DESCRIPTION OF THE TASK: Copy each line that contains the string "wird".

ENTRIES:
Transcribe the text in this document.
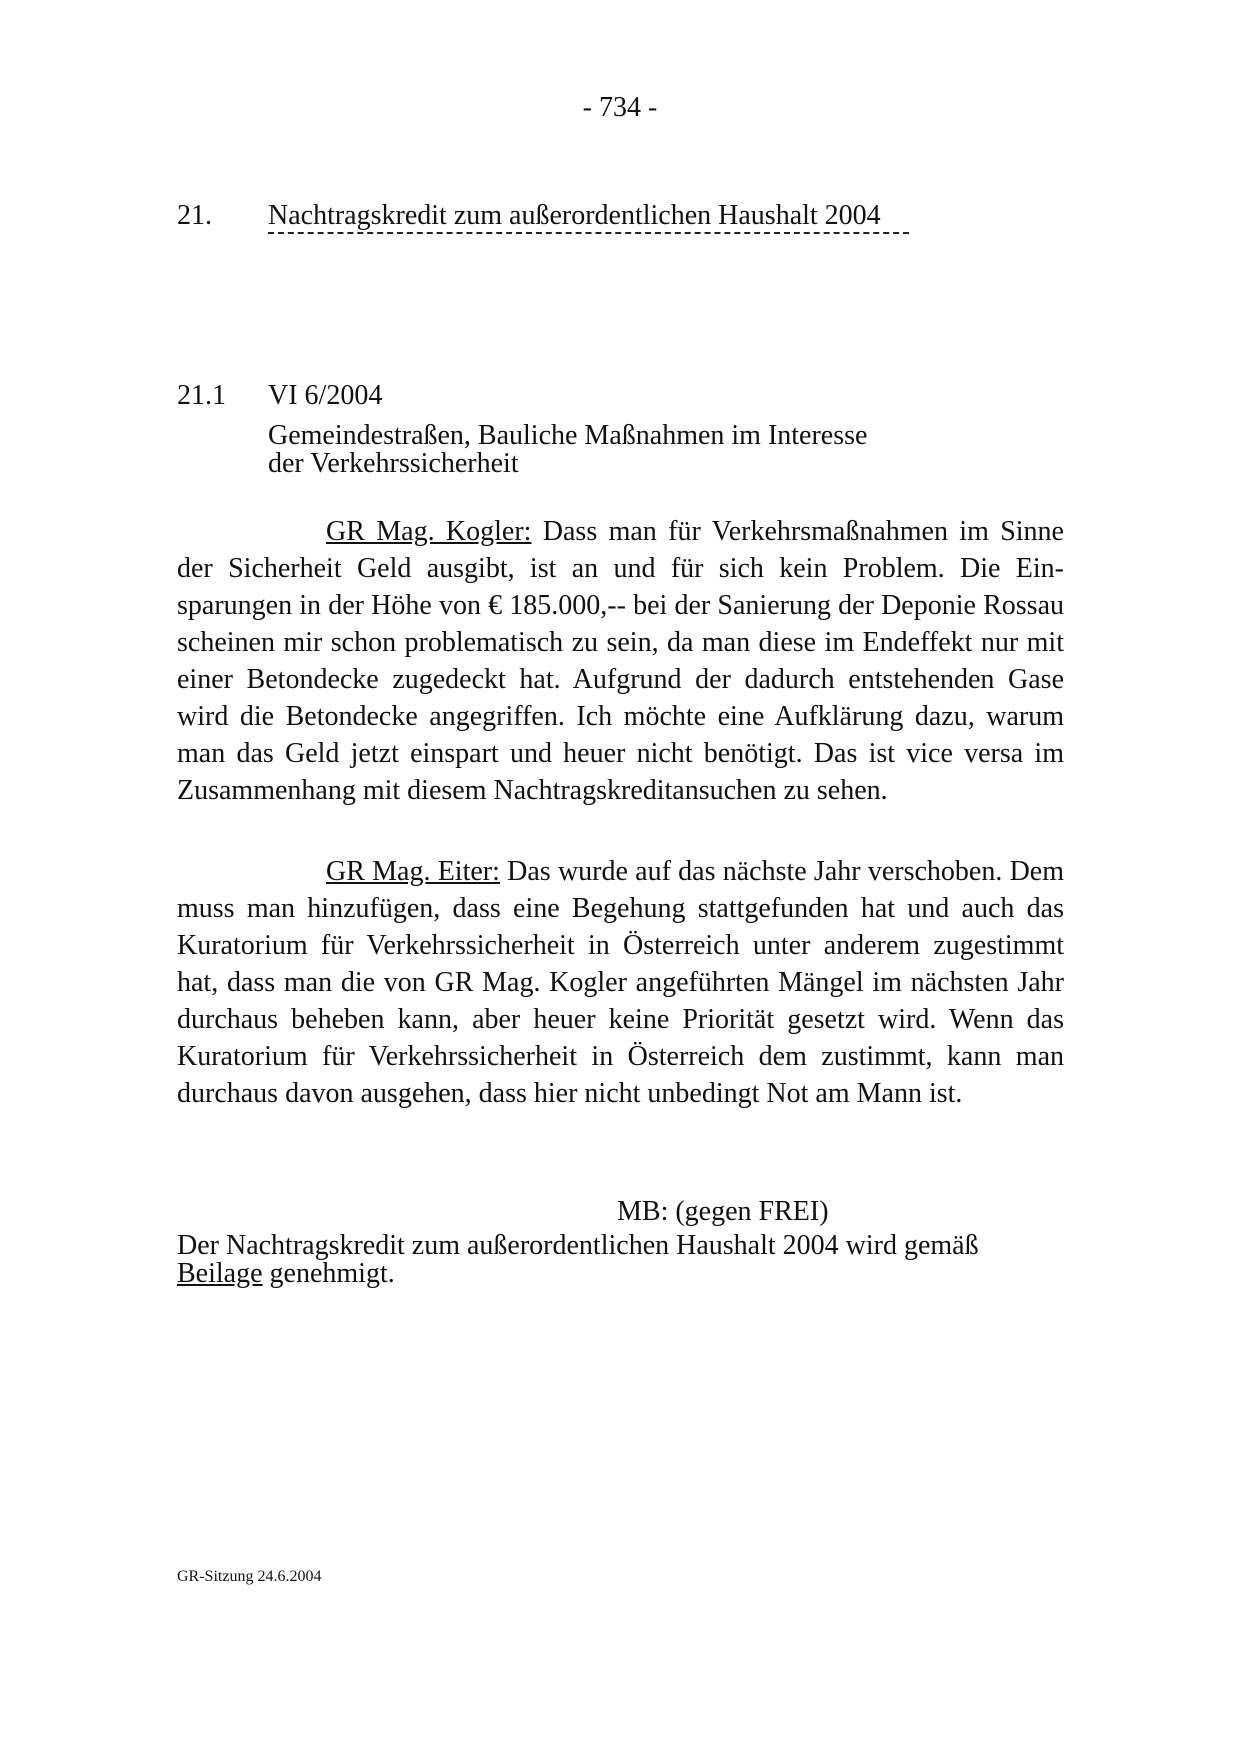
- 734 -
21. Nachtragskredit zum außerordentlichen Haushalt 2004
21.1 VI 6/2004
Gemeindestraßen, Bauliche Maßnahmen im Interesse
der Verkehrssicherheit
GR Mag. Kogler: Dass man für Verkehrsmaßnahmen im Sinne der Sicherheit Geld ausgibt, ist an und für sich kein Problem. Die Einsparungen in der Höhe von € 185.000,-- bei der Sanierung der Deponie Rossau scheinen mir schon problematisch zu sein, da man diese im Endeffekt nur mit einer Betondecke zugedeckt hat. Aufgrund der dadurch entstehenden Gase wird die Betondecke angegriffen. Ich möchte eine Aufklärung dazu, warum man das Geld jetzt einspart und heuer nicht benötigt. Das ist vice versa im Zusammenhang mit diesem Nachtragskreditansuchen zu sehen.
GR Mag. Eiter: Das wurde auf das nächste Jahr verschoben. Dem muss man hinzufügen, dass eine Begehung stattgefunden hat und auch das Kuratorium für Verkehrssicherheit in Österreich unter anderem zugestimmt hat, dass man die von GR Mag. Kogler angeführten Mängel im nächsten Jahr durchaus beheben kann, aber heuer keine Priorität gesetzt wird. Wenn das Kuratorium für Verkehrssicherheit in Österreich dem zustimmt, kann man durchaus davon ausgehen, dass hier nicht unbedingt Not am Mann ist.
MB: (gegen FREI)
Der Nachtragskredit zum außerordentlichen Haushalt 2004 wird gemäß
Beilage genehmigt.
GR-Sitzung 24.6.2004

RESULT OF THE TASK:
GR Mag. Kogler: Dass man für Verkehrsmaßnahmen im Sinne der Sicherheit Geld ausgibt, ist an und für sich kein Problem. Die Einsparungen in der Höhe von € 185.000,-- bei der Sanierung der Deponie Rossau scheinen mir schon problematisch zu sein, da man diese im Endeffekt nur mit einer Betondecke zugedeckt hat. Aufgrund der dadurch entstehenden Gase wird die Betondecke angegriffen. Ich möchte eine Aufklärung dazu, warum man das Geld jetzt einspart und heuer nicht benötigt. Das ist vice versa im Zusammenhang mit diesem Nachtragskreditansuchen zu sehen.
GR Mag. Eiter: Das wurde auf das nächste Jahr verschoben. Dem muss man hinzufügen, dass eine Begehung stattgefunden hat und auch das Kuratorium für Verkehrssicherheit in Österreich unter anderem zugestimmt hat, dass man die von GR Mag. Kogler angeführten Mängel im nächsten Jahr durchaus beheben kann, aber heuer keine Priorität gesetzt wird. Wenn das Kuratorium für Verkehrssicherheit in Österreich dem zustimmt, kann man durchaus davon ausgehen, dass hier nicht unbedingt Not am Mann ist.
Der Nachtragskredit zum außerordentlichen Haushalt 2004 wird gemäß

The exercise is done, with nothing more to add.